Aim of the exercise: Set down the material once more, exactly as it appears.

########

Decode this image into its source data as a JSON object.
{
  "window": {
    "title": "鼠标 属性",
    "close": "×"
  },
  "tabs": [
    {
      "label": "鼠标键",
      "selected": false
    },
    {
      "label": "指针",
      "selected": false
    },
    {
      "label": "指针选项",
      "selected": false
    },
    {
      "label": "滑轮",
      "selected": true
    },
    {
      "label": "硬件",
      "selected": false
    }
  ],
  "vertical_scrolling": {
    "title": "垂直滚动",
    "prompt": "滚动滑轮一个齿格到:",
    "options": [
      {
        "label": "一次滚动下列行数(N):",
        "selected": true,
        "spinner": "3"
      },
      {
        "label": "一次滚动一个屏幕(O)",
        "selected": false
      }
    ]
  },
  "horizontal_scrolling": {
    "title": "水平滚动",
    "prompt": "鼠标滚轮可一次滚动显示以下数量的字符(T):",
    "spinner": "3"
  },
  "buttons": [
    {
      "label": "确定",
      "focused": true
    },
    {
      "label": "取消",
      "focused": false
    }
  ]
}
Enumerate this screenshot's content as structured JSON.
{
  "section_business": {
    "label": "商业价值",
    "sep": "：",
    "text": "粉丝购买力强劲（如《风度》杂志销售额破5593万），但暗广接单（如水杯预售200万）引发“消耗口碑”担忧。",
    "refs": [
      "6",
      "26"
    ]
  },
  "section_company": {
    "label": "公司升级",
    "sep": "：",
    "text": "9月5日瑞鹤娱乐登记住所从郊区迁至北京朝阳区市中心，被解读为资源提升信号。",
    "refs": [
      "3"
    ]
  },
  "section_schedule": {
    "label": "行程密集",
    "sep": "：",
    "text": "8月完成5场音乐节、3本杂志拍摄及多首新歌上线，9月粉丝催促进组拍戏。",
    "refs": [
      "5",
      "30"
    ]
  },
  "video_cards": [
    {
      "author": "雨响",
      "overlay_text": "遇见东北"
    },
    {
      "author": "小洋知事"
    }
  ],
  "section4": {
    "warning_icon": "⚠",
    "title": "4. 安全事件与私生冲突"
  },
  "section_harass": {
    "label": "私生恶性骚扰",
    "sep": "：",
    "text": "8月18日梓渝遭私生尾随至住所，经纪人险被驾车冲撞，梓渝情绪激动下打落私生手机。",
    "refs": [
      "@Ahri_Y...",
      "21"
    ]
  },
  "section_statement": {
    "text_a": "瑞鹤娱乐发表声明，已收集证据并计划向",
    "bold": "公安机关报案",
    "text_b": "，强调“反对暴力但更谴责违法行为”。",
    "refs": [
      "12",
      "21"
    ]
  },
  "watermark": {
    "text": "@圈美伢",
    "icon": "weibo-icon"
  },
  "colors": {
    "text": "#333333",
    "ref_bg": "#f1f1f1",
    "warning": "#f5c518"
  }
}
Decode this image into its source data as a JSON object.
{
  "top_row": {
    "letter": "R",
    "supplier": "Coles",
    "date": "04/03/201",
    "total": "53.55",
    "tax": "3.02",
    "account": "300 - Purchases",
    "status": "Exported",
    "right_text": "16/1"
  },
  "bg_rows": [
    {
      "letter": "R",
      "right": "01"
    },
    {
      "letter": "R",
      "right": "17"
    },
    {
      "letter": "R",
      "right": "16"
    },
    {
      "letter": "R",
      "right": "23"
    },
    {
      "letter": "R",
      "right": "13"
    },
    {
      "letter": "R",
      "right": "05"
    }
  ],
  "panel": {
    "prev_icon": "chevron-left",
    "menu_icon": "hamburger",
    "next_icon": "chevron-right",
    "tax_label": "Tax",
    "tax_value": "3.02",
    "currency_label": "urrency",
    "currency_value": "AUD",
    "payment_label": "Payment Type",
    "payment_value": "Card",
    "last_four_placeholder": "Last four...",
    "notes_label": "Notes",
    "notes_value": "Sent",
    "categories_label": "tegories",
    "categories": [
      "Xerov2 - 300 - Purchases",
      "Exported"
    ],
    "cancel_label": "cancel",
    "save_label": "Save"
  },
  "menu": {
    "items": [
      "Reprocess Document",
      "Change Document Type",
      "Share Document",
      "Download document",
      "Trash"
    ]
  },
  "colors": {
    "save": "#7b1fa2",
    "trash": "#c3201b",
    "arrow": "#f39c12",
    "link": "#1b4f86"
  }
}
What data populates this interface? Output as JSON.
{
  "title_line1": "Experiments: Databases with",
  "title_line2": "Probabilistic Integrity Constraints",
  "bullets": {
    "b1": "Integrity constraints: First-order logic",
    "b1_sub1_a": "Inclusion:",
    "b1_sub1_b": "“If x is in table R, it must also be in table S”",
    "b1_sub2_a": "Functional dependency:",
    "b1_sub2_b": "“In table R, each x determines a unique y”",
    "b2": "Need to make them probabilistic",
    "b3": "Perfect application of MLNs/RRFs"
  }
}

########

Solution:
Decode this image into its source data as a JSON object.
{
  "window": {
    "title": "鼠标 属性",
    "close": "×"
  },
  "tabs": [
    {
      "label": "鼠标键",
      "selected": false
    },
    {
      "label": "指针",
      "selected": false
    },
    {
      "label": "指针选项",
      "selected": false
    },
    {
      "label": "滑轮",
      "selected": true
    },
    {
      "label": "硬件",
      "selected": false
    }
  ],
  "vertical_scrolling": {
    "title": "垂直滚动",
    "prompt": "滚动滑轮一个齿格到:",
    "options": [
      {
        "label": "一次滚动下列行数(N):",
        "selected": true,
        "spinner": "3"
      },
      {
        "label": "一次滚动一个屏幕(O)",
        "selected": false
      }
    ]
  },
  "horizontal_scrolling": {
    "title": "水平滚动",
    "prompt": "鼠标滚轮可一次滚动显示以下数量的字符(T):",
    "spinner": "3"
  },
  "buttons": [
    {
      "label": "确定",
      "focused": true
    },
    {
      "label": "取消",
      "focused": false
    }
  ]
}
Enumerate this screenshot's content as structured JSON.
{
  "section_business": {
    "label": "商业价值",
    "sep": "：",
    "text": "粉丝购买力强劲（如《风度》杂志销售额破5593万），但暗广接单（如水杯预售200万）引发“消耗口碑”担忧。",
    "refs": [
      "6",
      "26"
    ]
  },
  "section_company": {
    "label": "公司升级",
    "sep": "：",
    "text": "9月5日瑞鹤娱乐登记住所从郊区迁至北京朝阳区市中心，被解读为资源提升信号。",
    "refs": [
      "3"
    ]
  },
  "section_schedule": {
    "label": "行程密集",
    "sep": "：",
    "text": "8月完成5场音乐节、3本杂志拍摄及多首新歌上线，9月粉丝催促进组拍戏。",
    "refs": [
      "5",
      "30"
    ]
  },
  "video_cards": [
    {
      "author": "雨响",
      "overlay_text": "遇见东北"
    },
    {
      "author": "小洋知事"
    }
  ],
  "section4": {
    "warning_icon": "⚠",
    "title": "4. 安全事件与私生冲突"
  },
  "section_harass": {
    "label": "私生恶性骚扰",
    "sep": "：",
    "text": "8月18日梓渝遭私生尾随至住所，经纪人险被驾车冲撞，梓渝情绪激动下打落私生手机。",
    "refs": [
      "@Ahri_Y...",
      "21"
    ]
  },
  "section_statement": {
    "text_a": "瑞鹤娱乐发表声明，已收集证据并计划向",
    "bold": "公安机关报案",
    "text_b": "，强调“反对暴力但更谴责违法行为”。",
    "refs": [
      "12",
      "21"
    ]
  },
  "watermark": {
    "text": "@圈美伢",
    "icon": "weibo-icon"
  },
  "colors": {
    "text": "#333333",
    "ref_bg": "#f1f1f1",
    "warning": "#f5c518"
  }
}
Decode this image into its source data as a JSON object.
{
  "top_row": {
    "letter": "R",
    "supplier": "Coles",
    "date": "04/03/201",
    "total": "53.55",
    "tax": "3.02",
    "account": "300 - Purchases",
    "status": "Exported",
    "right_text": "16/1"
  },
  "bg_rows": [
    {
      "letter": "R",
      "right": "01"
    },
    {
      "letter": "R",
      "right": "17"
    },
    {
      "letter": "R",
      "right": "16"
    },
    {
      "letter": "R",
      "right": "23"
    },
    {
      "letter": "R",
      "right": "13"
    },
    {
      "letter": "R",
      "right": "05"
    }
  ],
  "panel": {
    "prev_icon": "chevron-left",
    "menu_icon": "hamburger",
    "next_icon": "chevron-right",
    "tax_label": "Tax",
    "tax_value": "3.02",
    "currency_label": "urrency",
    "currency_value": "AUD",
    "payment_label": "Payment Type",
    "payment_value": "Card",
    "last_four_placeholder": "Last four...",
    "notes_label": "Notes",
    "notes_value": "Sent",
    "categories_label": "tegories",
    "categories": [
      "Xerov2 - 300 - Purchases",
      "Exported"
    ],
    "cancel_label": "cancel",
    "save_label": "Save"
  },
  "menu": {
    "items": [
      "Reprocess Document",
      "Change Document Type",
      "Share Document",
      "Download document",
      "Trash"
    ]
  },
  "colors": {
    "save": "#7b1fa2",
    "trash": "#c3201b",
    "arrow": "#f39c12",
    "link": "#1b4f86"
  }
}
What data populates this interface? Output as JSON.
{
  "title_line1": "Experiments: Databases with",
  "title_line2": "Probabilistic Integrity Constraints",
  "bullets": {
    "b1": "Integrity constraints: First-order logic",
    "b1_sub1_a": "Inclusion:",
    "b1_sub1_b": "“If x is in table R, it must also be in table S”",
    "b1_sub2_a": "Functional dependency:",
    "b1_sub2_b": "“In table R, each x determines a unique y”",
    "b2": "Need to make them probabilistic",
    "b3": "Perfect application of MLNs/RRFs"
  }
}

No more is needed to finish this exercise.